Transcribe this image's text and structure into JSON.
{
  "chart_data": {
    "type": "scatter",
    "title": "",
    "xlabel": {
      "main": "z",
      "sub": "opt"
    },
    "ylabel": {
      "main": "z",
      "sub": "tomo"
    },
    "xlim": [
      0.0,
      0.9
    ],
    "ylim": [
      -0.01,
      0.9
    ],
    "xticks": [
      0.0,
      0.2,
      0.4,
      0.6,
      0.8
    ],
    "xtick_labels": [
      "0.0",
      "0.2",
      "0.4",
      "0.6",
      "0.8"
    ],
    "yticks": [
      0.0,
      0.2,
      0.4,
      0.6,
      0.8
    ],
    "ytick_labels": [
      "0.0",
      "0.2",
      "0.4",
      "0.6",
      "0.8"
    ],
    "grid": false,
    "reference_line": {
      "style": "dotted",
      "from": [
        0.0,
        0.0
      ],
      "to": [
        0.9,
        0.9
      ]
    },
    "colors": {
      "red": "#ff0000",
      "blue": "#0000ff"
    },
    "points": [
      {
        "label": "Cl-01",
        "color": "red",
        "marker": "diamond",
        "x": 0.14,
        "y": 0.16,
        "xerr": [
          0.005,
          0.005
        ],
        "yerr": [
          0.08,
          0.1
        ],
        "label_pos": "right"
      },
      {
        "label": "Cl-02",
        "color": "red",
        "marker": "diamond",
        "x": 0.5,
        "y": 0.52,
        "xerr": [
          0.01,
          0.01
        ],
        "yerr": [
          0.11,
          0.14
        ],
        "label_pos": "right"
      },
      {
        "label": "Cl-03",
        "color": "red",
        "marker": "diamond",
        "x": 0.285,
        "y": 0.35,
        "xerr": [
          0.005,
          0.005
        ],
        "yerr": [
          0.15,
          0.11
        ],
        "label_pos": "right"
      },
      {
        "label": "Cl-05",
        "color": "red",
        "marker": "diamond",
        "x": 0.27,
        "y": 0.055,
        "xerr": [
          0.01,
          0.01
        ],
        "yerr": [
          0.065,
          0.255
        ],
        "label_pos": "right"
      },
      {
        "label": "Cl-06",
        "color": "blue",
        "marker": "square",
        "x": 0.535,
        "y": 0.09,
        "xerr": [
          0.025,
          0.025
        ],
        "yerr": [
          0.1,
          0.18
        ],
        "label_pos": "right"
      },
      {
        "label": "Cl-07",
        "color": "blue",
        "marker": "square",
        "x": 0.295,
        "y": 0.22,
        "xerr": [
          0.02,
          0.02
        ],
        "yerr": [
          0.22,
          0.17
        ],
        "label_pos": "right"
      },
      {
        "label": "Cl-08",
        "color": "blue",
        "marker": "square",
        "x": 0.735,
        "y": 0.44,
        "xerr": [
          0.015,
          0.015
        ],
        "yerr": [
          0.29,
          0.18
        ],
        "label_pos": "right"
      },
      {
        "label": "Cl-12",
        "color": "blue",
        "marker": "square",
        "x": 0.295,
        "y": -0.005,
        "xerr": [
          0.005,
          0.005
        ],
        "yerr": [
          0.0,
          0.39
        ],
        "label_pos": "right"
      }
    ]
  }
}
○ ○ ○ ○ ○ ○ ○
◆ **Exercise prompt**: Extract every record and return it verbatim.

◆ **The response**:
Transcribe this image's text and structure into JSON.
{
  "chart_data": {
    "type": "scatter",
    "title": "",
    "xlabel": {
      "main": "z",
      "sub": "opt"
    },
    "ylabel": {
      "main": "z",
      "sub": "tomo"
    },
    "xlim": [
      0.0,
      0.9
    ],
    "ylim": [
      -0.01,
      0.9
    ],
    "xticks": [
      0.0,
      0.2,
      0.4,
      0.6,
      0.8
    ],
    "xtick_labels": [
      "0.0",
      "0.2",
      "0.4",
      "0.6",
      "0.8"
    ],
    "yticks": [
      0.0,
      0.2,
      0.4,
      0.6,
      0.8
    ],
    "ytick_labels": [
      "0.0",
      "0.2",
      "0.4",
      "0.6",
      "0.8"
    ],
    "grid": false,
    "reference_line": {
      "style": "dotted",
      "from": [
        0.0,
        0.0
      ],
      "to": [
        0.9,
        0.9
      ]
    },
    "colors": {
      "red": "#ff0000",
      "blue": "#0000ff"
    },
    "points": [
      {
        "label": "Cl-01",
        "color": "red",
        "marker": "diamond",
        "x": 0.14,
        "y": 0.16,
        "xerr": [
          0.005,
          0.005
        ],
        "yerr": [
          0.08,
          0.1
        ],
        "label_pos": "right"
      },
      {
        "label": "Cl-02",
        "color": "red",
        "marker": "diamond",
        "x": 0.5,
        "y": 0.52,
        "xerr": [
          0.01,
          0.01
        ],
        "yerr": [
          0.11,
          0.14
        ],
        "label_pos": "right"
      },
      {
        "label": "Cl-03",
        "color": "red",
        "marker": "diamond",
        "x": 0.285,
        "y": 0.35,
        "xerr": [
          0.005,
          0.005
        ],
        "yerr": [
          0.15,
          0.11
        ],
        "label_pos": "right"
      },
      {
        "label": "Cl-05",
        "color": "red",
        "marker": "diamond",
        "x": 0.27,
        "y": 0.055,
        "xerr": [
          0.01,
          0.01
        ],
        "yerr": [
          0.065,
          0.255
        ],
        "label_pos": "right"
      },
      {
        "label": "Cl-06",
        "color": "blue",
        "marker": "square",
        "x": 0.535,
        "y": 0.09,
        "xerr": [
          0.025,
          0.025
        ],
        "yerr": [
          0.1,
          0.18
        ],
        "label_pos": "right"
      },
      {
        "label": "Cl-07",
        "color": "blue",
        "marker": "square",
        "x": 0.295,
        "y": 0.22,
        "xerr": [
          0.02,
          0.02
        ],
        "yerr": [
          0.22,
          0.17
        ],
        "label_pos": "right"
      },
      {
        "label": "Cl-08",
        "color": "blue",
        "marker": "square",
        "x": 0.735,
        "y": 0.44,
        "xerr": [
          0.015,
          0.015
        ],
        "yerr": [
          0.29,
          0.18
        ],
        "label_pos": "right"
      },
      {
        "label": "Cl-12",
        "color": "blue",
        "marker": "square",
        "x": 0.295,
        "y": -0.005,
        "xerr": [
          0.005,
          0.005
        ],
        "yerr": [
          0.0,
          0.39
        ],
        "label_pos": "right"
      }
    ]
  }
}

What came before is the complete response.